INPUT MATERIAL:

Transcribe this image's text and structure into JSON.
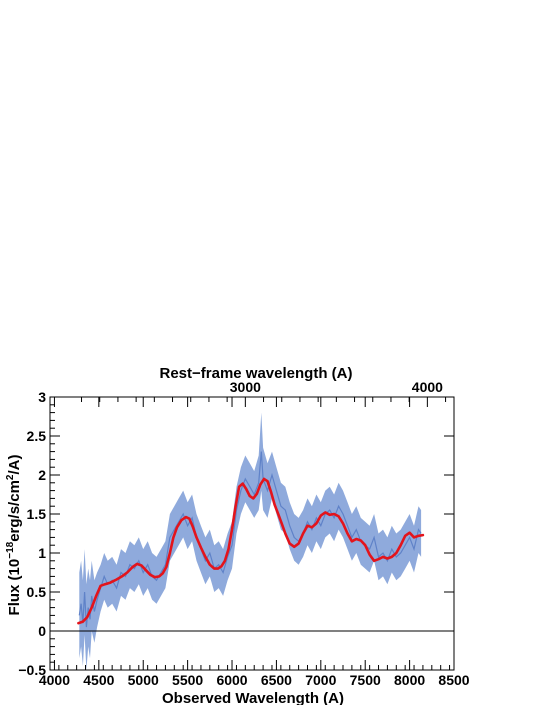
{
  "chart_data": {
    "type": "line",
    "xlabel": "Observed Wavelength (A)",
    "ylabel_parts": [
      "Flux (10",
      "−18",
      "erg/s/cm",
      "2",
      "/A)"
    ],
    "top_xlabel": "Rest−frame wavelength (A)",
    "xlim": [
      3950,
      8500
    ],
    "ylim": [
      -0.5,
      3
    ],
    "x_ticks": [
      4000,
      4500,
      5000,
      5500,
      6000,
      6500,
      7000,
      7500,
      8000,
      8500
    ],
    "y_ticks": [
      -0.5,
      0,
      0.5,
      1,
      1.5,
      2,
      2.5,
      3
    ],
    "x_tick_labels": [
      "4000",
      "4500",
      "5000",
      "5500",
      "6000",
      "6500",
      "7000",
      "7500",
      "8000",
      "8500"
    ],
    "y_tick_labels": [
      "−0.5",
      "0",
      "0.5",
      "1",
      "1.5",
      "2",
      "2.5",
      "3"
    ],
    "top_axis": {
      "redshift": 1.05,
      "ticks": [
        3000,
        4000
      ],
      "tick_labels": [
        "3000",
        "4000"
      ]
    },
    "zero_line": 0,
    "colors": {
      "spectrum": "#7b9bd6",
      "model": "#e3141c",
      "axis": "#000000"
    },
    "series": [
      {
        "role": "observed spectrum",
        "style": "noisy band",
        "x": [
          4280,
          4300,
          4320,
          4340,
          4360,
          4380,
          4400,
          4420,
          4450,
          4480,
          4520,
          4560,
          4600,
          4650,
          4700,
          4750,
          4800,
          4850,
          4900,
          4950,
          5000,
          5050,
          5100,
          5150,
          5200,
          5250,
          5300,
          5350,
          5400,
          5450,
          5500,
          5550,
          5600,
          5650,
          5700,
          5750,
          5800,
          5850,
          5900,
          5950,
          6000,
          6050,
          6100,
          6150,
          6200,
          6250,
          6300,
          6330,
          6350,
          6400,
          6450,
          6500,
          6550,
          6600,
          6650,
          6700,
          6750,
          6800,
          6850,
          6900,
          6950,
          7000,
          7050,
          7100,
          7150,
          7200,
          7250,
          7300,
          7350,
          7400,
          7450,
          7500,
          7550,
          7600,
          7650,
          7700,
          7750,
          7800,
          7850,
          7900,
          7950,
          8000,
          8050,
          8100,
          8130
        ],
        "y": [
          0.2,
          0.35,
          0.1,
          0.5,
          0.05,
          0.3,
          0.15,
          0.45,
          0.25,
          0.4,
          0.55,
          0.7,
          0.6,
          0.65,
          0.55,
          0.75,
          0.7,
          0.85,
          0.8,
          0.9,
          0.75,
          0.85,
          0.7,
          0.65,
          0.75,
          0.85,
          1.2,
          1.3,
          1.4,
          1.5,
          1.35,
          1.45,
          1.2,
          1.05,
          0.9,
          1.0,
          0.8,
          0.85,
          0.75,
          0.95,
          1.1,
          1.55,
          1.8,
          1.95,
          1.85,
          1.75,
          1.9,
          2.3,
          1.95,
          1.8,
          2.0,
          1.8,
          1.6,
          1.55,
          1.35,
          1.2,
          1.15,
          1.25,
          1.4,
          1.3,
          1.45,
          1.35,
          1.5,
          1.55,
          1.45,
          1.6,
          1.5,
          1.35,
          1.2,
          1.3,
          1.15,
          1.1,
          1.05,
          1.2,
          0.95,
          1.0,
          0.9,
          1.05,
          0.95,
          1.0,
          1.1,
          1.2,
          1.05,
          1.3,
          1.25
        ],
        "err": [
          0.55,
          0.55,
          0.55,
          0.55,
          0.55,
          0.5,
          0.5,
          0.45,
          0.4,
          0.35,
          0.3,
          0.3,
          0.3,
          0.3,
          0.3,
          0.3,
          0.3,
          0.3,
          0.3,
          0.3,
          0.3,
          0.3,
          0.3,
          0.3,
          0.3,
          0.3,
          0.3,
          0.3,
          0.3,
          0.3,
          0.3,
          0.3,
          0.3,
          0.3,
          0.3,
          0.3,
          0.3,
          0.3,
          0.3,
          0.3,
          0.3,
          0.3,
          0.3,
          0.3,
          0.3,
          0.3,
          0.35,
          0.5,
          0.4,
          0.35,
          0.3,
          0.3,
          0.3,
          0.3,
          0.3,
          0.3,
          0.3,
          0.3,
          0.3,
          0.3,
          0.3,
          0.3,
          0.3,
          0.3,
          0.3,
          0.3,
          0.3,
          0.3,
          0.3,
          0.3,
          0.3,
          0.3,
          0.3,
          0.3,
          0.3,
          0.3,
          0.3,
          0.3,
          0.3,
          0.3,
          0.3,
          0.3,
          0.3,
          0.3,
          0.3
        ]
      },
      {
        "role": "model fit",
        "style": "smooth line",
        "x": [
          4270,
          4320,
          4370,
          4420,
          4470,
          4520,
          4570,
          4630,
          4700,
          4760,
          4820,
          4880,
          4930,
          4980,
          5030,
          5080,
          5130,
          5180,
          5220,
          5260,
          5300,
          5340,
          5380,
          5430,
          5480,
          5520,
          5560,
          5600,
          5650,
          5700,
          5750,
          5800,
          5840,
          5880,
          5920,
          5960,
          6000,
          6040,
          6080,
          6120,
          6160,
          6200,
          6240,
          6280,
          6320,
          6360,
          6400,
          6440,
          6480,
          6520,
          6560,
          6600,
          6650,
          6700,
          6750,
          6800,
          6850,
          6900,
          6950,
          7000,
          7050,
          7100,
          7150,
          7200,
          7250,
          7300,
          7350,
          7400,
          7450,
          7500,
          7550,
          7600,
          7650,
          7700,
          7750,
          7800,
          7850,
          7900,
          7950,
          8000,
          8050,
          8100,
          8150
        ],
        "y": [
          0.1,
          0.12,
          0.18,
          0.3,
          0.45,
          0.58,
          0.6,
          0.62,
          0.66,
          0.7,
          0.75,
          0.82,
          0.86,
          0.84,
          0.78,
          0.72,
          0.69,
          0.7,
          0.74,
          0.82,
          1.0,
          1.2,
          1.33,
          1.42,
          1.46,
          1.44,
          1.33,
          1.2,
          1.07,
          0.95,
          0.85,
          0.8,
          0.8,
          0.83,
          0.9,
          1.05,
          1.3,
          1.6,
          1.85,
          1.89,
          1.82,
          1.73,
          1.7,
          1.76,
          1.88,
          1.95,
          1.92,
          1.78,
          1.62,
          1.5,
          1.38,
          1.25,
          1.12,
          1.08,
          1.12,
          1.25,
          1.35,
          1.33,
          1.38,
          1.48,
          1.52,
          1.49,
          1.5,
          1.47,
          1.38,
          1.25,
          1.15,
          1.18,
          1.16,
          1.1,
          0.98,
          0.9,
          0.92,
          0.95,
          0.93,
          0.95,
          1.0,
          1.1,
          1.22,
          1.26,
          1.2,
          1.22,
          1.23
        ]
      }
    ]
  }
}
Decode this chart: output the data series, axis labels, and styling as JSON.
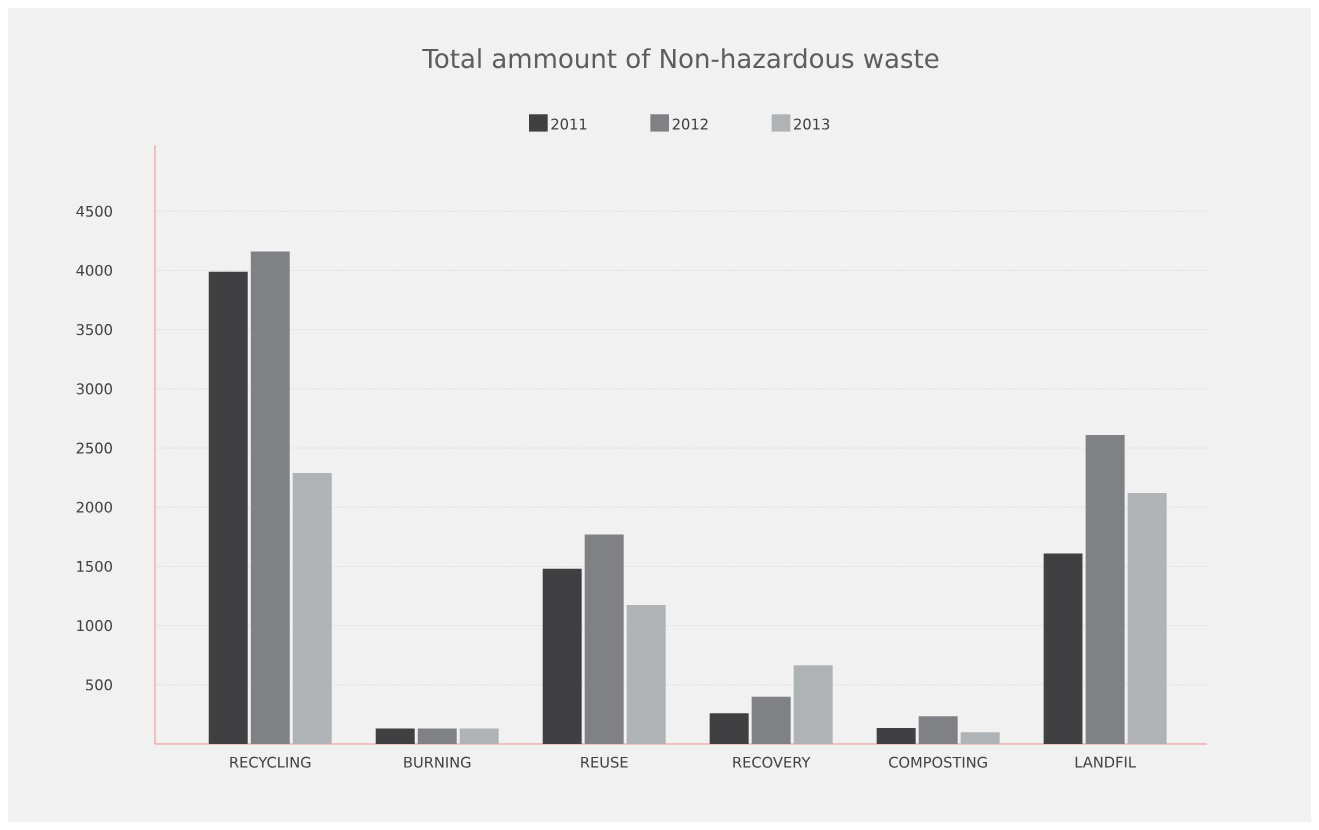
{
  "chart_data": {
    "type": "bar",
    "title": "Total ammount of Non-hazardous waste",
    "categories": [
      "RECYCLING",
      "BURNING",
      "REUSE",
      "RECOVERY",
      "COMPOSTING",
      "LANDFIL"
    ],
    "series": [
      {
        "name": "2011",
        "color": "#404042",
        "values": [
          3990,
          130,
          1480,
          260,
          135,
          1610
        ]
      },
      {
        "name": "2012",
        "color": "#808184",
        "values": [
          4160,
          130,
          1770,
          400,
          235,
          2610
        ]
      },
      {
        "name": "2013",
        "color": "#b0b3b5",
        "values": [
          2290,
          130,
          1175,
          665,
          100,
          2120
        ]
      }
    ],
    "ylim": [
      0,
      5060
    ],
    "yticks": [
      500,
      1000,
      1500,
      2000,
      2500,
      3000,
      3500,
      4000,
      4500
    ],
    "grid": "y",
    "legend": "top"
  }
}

WHAT YOU NEED TO DO: Can you retype every record above exactly, leaving out the pictures?

EXERCISE ANSWER:
Transcribe this image's text and structure into JSON.
{
  "chart_data": {
    "type": "line",
    "xlabel": "Observed Wavelength (A)",
    "ylabel_parts": [
      "Flux (10",
      "−18",
      "erg/s/cm",
      "2",
      "/A)"
    ],
    "top_xlabel": "Rest−frame wavelength (A)",
    "xlim": [
      3950,
      8500
    ],
    "ylim": [
      -0.5,
      3
    ],
    "x_ticks": [
      4000,
      4500,
      5000,
      5500,
      6000,
      6500,
      7000,
      7500,
      8000,
      8500
    ],
    "y_ticks": [
      -0.5,
      0,
      0.5,
      1,
      1.5,
      2,
      2.5,
      3
    ],
    "x_tick_labels": [
      "4000",
      "4500",
      "5000",
      "5500",
      "6000",
      "6500",
      "7000",
      "7500",
      "8000",
      "8500"
    ],
    "y_tick_labels": [
      "−0.5",
      "0",
      "0.5",
      "1",
      "1.5",
      "2",
      "2.5",
      "3"
    ],
    "top_axis": {
      "redshift": 1.05,
      "ticks": [
        3000,
        4000
      ],
      "tick_labels": [
        "3000",
        "4000"
      ]
    },
    "zero_line": 0,
    "colors": {
      "spectrum": "#7b9bd6",
      "model": "#e3141c",
      "axis": "#000000"
    },
    "series": [
      {
        "role": "observed spectrum",
        "style": "noisy band",
        "x": [
          4280,
          4300,
          4320,
          4340,
          4360,
          4380,
          4400,
          4420,
          4450,
          4480,
          4520,
          4560,
          4600,
          4650,
          4700,
          4750,
          4800,
          4850,
          4900,
          4950,
          5000,
          5050,
          5100,
          5150,
          5200,
          5250,
          5300,
          5350,
          5400,
          5450,
          5500,
          5550,
          5600,
          5650,
          5700,
          5750,
          5800,
          5850,
          5900,
          5950,
          6000,
          6050,
          6100,
          6150,
          6200,
          6250,
          6300,
          6330,
          6350,
          6400,
          6450,
          6500,
          6550,
          6600,
          6650,
          6700,
          6750,
          6800,
          6850,
          6900,
          6950,
          7000,
          7050,
          7100,
          7150,
          7200,
          7250,
          7300,
          7350,
          7400,
          7450,
          7500,
          7550,
          7600,
          7650,
          7700,
          7750,
          7800,
          7850,
          7900,
          7950,
          8000,
          8050,
          8100,
          8130
        ],
        "y": [
          0.2,
          0.35,
          0.1,
          0.5,
          0.05,
          0.3,
          0.15,
          0.45,
          0.25,
          0.4,
          0.55,
          0.7,
          0.6,
          0.65,
          0.55,
          0.75,
          0.7,
          0.85,
          0.8,
          0.9,
          0.75,
          0.85,
          0.7,
          0.65,
          0.75,
          0.85,
          1.2,
          1.3,
          1.4,
          1.5,
          1.35,
          1.45,
          1.2,
          1.05,
          0.9,
          1.0,
          0.8,
          0.85,
          0.75,
          0.95,
          1.1,
          1.55,
          1.8,
          1.95,
          1.85,
          1.75,
          1.9,
          2.3,
          1.95,
          1.8,
          2.0,
          1.8,
          1.6,
          1.55,
          1.35,
          1.2,
          1.15,
          1.25,
          1.4,
          1.3,
          1.45,
          1.35,
          1.5,
          1.55,
          1.45,
          1.6,
          1.5,
          1.35,
          1.2,
          1.3,
          1.15,
          1.1,
          1.05,
          1.2,
          0.95,
          1.0,
          0.9,
          1.05,
          0.95,
          1.0,
          1.1,
          1.2,
          1.05,
          1.3,
          1.25
        ],
        "err": [
          0.55,
          0.55,
          0.55,
          0.55,
          0.55,
          0.5,
          0.5,
          0.45,
          0.4,
          0.35,
          0.3,
          0.3,
          0.3,
          0.3,
          0.3,
          0.3,
          0.3,
          0.3,
          0.3,
          0.3,
          0.3,
          0.3,
          0.3,
          0.3,
          0.3,
          0.3,
          0.3,
          0.3,
          0.3,
          0.3,
          0.3,
          0.3,
          0.3,
          0.3,
          0.3,
          0.3,
          0.3,
          0.3,
          0.3,
          0.3,
          0.3,
          0.3,
          0.3,
          0.3,
          0.3,
          0.3,
          0.35,
          0.5,
          0.4,
          0.35,
          0.3,
          0.3,
          0.3,
          0.3,
          0.3,
          0.3,
          0.3,
          0.3,
          0.3,
          0.3,
          0.3,
          0.3,
          0.3,
          0.3,
          0.3,
          0.3,
          0.3,
          0.3,
          0.3,
          0.3,
          0.3,
          0.3,
          0.3,
          0.3,
          0.3,
          0.3,
          0.3,
          0.3,
          0.3,
          0.3,
          0.3,
          0.3,
          0.3,
          0.3,
          0.3
        ]
      },
      {
        "role": "model fit",
        "style": "smooth line",
        "x": [
          4270,
          4320,
          4370,
          4420,
          4470,
          4520,
          4570,
          4630,
          4700,
          4760,
          4820,
          4880,
          4930,
          4980,
          5030,
          5080,
          5130,
          5180,
          5220,
          5260,
          5300,
          5340,
          5380,
          5430,
          5480,
          5520,
          5560,
          5600,
          5650,
          5700,
          5750,
          5800,
          5840,
          5880,
          5920,
          5960,
          6000,
          6040,
          6080,
          6120,
          6160,
          6200,
          6240,
          6280,
          6320,
          6360,
          6400,
          6440,
          6480,
          6520,
          6560,
          6600,
          6650,
          6700,
          6750,
          6800,
          6850,
          6900,
          6950,
          7000,
          7050,
          7100,
          7150,
          7200,
          7250,
          7300,
          7350,
          7400,
          7450,
          7500,
          7550,
          7600,
          7650,
          7700,
          7750,
          7800,
          7850,
          7900,
          7950,
          8000,
          8050,
          8100,
          8150
        ],
        "y": [
          0.1,
          0.12,
          0.18,
          0.3,
          0.45,
          0.58,
          0.6,
          0.62,
          0.66,
          0.7,
          0.75,
          0.82,
          0.86,
          0.84,
          0.78,
          0.72,
          0.69,
          0.7,
          0.74,
          0.82,
          1.0,
          1.2,
          1.33,
          1.42,
          1.46,
          1.44,
          1.33,
          1.2,
          1.07,
          0.95,
          0.85,
          0.8,
          0.8,
          0.83,
          0.9,
          1.05,
          1.3,
          1.6,
          1.85,
          1.89,
          1.82,
          1.73,
          1.7,
          1.76,
          1.88,
          1.95,
          1.92,
          1.78,
          1.62,
          1.5,
          1.38,
          1.25,
          1.12,
          1.08,
          1.12,
          1.25,
          1.35,
          1.33,
          1.38,
          1.48,
          1.52,
          1.49,
          1.5,
          1.47,
          1.38,
          1.25,
          1.15,
          1.18,
          1.16,
          1.1,
          0.98,
          0.9,
          0.92,
          0.95,
          0.93,
          0.95,
          1.0,
          1.1,
          1.22,
          1.26,
          1.2,
          1.22,
          1.23
        ]
      }
    ]
  }
}
Decode this chart: output the data series, axis labels, and styling as JSON.
{
  "chart_data": {
    "type": "bar",
    "title": "Total ammount of Non-hazardous waste",
    "categories": [
      "RECYCLING",
      "BURNING",
      "REUSE",
      "RECOVERY",
      "COMPOSTING",
      "LANDFIL"
    ],
    "series": [
      {
        "name": "2011",
        "color": "#404042",
        "values": [
          3990,
          130,
          1480,
          260,
          135,
          1610
        ]
      },
      {
        "name": "2012",
        "color": "#808184",
        "values": [
          4160,
          130,
          1770,
          400,
          235,
          2610
        ]
      },
      {
        "name": "2013",
        "color": "#b0b3b5",
        "values": [
          2290,
          130,
          1175,
          665,
          100,
          2120
        ]
      }
    ],
    "ylim": [
      0,
      5060
    ],
    "yticks": [
      500,
      1000,
      1500,
      2000,
      2500,
      3000,
      3500,
      4000,
      4500
    ],
    "grid": "y",
    "legend": "top"
  }
}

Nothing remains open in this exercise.